#### Énoncé 1:
Reproduisez sans rien changer le passage du texte sur la compétence linguistique du personnel enseignant qui s'ouvre sur les mots contenant « Dans toute la » et se termine par « et la comprendre. ».
#### Énoncé 2:
D'après le texte sur la compétence linguistique du personnel enseignant, quelle fonction Margaret Wilson occupe-t-elle à l'Ordre ?

#### Texte fourni:
Juin 2000

L’Ordre veut s’assurer que tous les enseignants et enseignantes de l’Ontario ont des aptitudes linguistiques suffisantes pour enseigner, mais son plan d’action s’est enlisé dans la bureaucratie du ministère de l’Éducation.


La compétence linguistique du personnel enseignant : il est temps d’agir

Dans toute la province, un nombre croissant de postes en enseignement se libèrent. Bon nombre de conseils scolaires proposent maintenant des contrats aux enseignantes et enseignants près de huit mois plus tôt qu’il y a deux ans.

D’après les directions d’école et les surintendants, certains candidats formés à l’étranger seront déçus car leurs aptitudes en français ou en anglais sont insuffisantes pour leur permettre d’enseigner en classe, malgré la pénurie. Ils doivent non seulement parler la langue, mais également la lire, l’écrire et la comprendre.

«Pour être bon enseignant, il est essentiel d’avoir des aptitudes linguistiques suffisantes, d’autant plus que le nouveau curriculum de l’Ontario impose aux élèves des tests de compétences linguistiques et mathématiques, affirme Margaret Wilson, registrateure de l’Ordre. L’Ordre a la responsabilité de s’assurer que les enseignantes et enseignants qui sont autorisés à enseigner en Ontario ont les compétences linguistiques nécessaires pour être efficaces en classe. Or, nous ne disposons pas de ce pouvoir. Si une enseignante ou un enseignant a les qualifications nécessaires sur papier, nous devons l’autoriser à chercher un emploi en Ontario.»

#### Données affichées:
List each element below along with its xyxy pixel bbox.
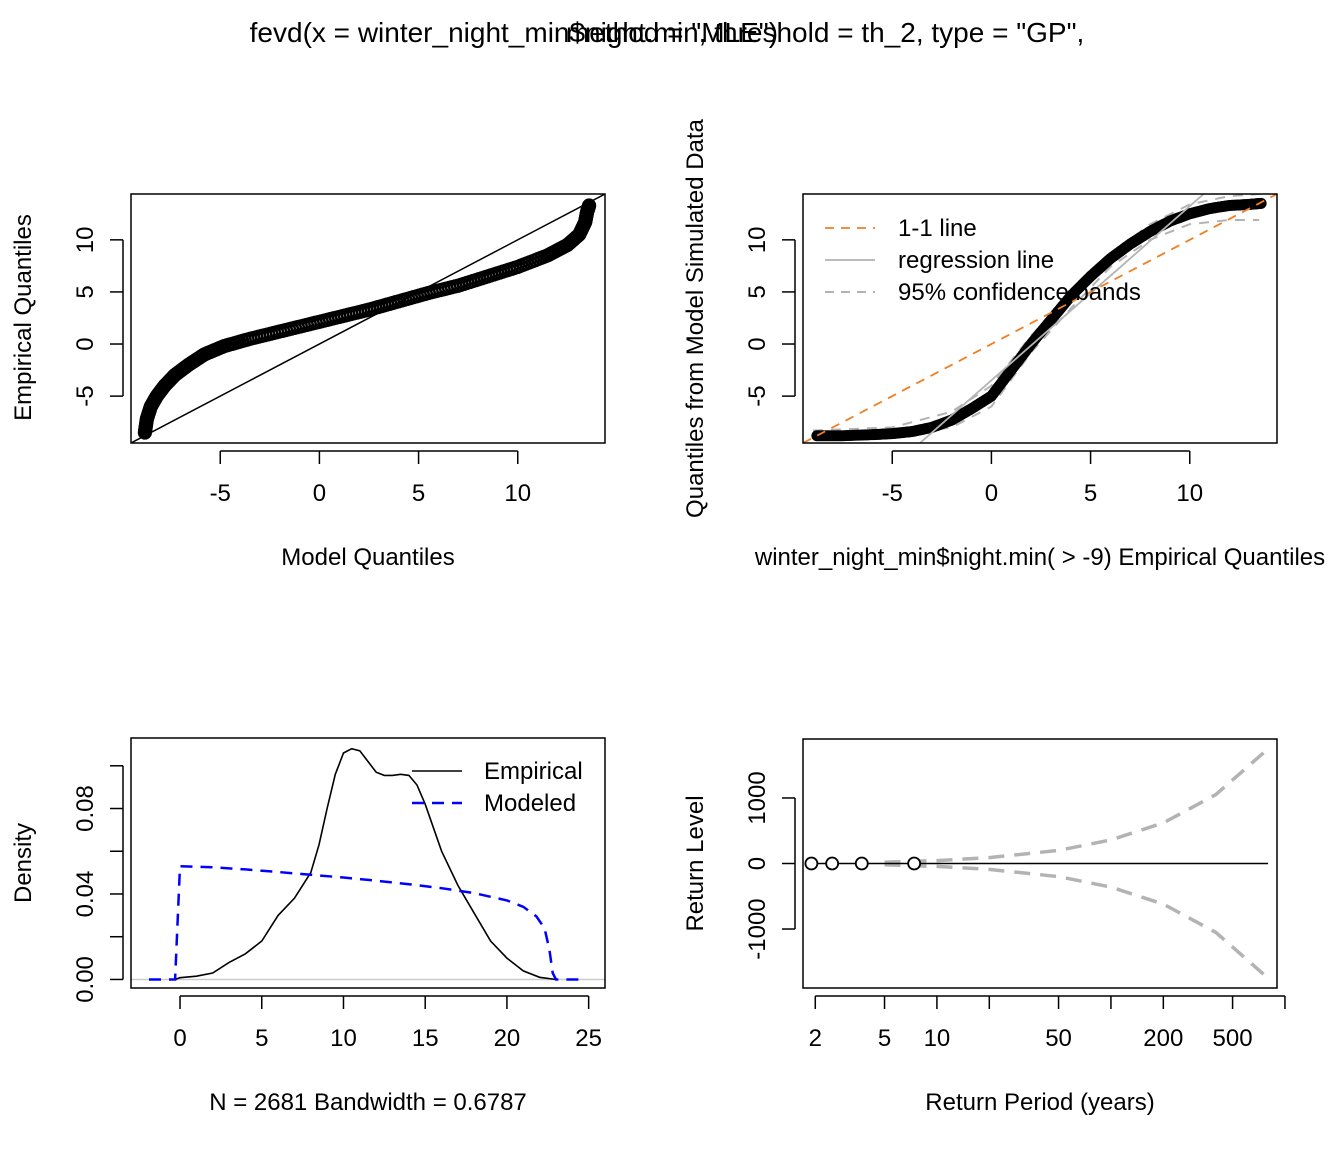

#### Résultat 1:
Dans toute la province, un nombre croissant de postes en enseignement se libèrent. Bon nombre de conseils scolaires proposent maintenant des contrats aux enseignantes et enseignants près de huit mois plus tôt qu’il y a deux ans.

D’après les directions d’école et les surintendants, certains candidats formés à l’étranger seront déçus car leurs aptitudes en français ou en anglais sont insuffisantes pour leur permettre d’enseigner en classe, malgré la pénurie. Ils doivent non seulement parler la langue, mais également la lire, l’écrire et la comprendre.

#### Résultat 2:
Elle est registrateure de l'Ordre.